» **DOCUMENT EXTRACT**
People should be able to draw lessons from these events. No doubt, Allah does not create anything without a purpose; each disaster is a reminder for human beings whose purpose is to save humans from the perversity they are in. In the Qur'an, Allah says that without His leave, nothing can occur on earth:

No kind of calamity can occur, except by the leave of Allah: and if anyone believes in Allah, (Allah) guides his heart (aright): for Allah knows all things. (Surat at-Taghabun: 11)

Nor can a soul die except by Allah's leave, the term being fixed as by writing. If any desires a reward in this life, We shall give it to him; and if any desires a reward in the hereafter, We shall give it to him. And swiftly shall We reward those that (serve Us with) gratitude. (Surah Ali-'Imran: 145)

Dataset entries:

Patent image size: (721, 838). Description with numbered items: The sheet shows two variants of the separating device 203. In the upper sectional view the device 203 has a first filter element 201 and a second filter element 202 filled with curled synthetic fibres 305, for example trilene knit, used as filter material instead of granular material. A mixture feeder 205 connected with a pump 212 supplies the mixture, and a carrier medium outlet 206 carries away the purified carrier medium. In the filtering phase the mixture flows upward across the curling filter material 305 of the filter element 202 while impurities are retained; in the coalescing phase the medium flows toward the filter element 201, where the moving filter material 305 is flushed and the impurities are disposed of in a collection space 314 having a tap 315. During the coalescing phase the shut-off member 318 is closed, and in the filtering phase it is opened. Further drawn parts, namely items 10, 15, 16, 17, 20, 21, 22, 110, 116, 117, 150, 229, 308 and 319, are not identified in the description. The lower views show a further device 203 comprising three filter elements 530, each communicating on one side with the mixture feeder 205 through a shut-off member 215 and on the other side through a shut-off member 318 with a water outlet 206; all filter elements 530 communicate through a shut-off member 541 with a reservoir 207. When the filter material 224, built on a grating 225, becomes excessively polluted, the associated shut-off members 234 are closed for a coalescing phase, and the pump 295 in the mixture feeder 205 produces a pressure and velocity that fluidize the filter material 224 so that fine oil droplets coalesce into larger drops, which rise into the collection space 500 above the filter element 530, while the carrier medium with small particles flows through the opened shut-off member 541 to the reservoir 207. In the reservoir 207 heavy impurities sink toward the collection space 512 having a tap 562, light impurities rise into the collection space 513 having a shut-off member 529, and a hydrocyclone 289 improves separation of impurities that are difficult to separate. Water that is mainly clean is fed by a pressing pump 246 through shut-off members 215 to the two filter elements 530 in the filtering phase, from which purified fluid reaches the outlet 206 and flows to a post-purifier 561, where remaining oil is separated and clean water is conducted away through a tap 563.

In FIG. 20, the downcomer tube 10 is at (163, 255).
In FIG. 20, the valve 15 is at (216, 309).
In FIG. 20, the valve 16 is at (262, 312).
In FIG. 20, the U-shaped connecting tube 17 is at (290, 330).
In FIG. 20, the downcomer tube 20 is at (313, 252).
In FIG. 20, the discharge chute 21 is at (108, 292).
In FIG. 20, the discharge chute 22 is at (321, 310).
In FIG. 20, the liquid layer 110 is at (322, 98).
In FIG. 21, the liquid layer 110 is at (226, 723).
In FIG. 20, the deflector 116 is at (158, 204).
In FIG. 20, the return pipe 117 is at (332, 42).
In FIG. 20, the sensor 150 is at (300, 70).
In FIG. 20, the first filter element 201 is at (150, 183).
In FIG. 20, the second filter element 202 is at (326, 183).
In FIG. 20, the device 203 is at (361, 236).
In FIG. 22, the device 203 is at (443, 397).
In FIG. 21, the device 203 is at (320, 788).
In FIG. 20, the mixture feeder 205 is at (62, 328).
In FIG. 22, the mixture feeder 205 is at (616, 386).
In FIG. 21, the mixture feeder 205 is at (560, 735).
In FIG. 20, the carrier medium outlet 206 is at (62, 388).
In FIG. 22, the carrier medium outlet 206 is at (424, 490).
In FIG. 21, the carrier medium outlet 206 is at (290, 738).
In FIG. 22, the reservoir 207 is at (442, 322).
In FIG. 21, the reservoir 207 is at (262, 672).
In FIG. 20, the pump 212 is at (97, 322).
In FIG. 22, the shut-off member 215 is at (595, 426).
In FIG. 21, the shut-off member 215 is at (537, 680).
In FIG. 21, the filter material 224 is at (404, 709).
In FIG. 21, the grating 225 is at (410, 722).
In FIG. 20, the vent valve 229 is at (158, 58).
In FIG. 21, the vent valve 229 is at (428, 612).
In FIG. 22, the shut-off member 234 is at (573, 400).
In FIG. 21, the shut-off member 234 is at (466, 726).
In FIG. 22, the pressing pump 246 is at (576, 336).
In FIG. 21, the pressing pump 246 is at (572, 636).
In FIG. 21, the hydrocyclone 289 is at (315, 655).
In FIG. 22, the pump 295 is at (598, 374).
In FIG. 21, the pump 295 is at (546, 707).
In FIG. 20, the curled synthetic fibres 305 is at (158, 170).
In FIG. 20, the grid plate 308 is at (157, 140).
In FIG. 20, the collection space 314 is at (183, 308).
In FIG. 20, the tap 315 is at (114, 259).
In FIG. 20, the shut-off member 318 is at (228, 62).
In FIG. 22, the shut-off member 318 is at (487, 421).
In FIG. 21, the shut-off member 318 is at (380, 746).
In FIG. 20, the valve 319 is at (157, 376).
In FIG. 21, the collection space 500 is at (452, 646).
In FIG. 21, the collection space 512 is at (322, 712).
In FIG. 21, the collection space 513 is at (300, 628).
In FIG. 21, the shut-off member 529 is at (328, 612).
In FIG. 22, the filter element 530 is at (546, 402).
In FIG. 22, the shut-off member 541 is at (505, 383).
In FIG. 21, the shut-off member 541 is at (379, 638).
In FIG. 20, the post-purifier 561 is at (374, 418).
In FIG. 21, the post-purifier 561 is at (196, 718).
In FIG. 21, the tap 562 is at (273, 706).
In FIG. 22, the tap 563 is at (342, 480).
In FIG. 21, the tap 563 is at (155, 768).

» **STATED TASK A**
From the passage on calamities, list the rewards promised in the verse from Surah Ali-'Imran.
» **STATED TASK B**
Set down the passage on calamities, starting with "No kind of calamity" and going on through "(Surah Ali-'Imran: 145)".

» **SOLUTION A**
- A reward in this life for anyone who desires it
- A reward in the hereafter for anyone who desires it
- A swift reward for those who serve with gratitude

» **SOLUTION B**
No kind of calamity can occur, except by the leave of Allah: and if anyone believes in Allah, (Allah) guides his heart (aright): for Allah knows all things. (Surat at-Taghabun: 11)

Nor can a soul die except by Allah's leave, the term being fixed as by writing. If any desires a reward in this life, We shall give it to him; and if any desires a reward in the hereafter, We shall give it to him. And swiftly shall We reward those that (serve Us with) gratitude. (Surah Ali-'Imran: 145)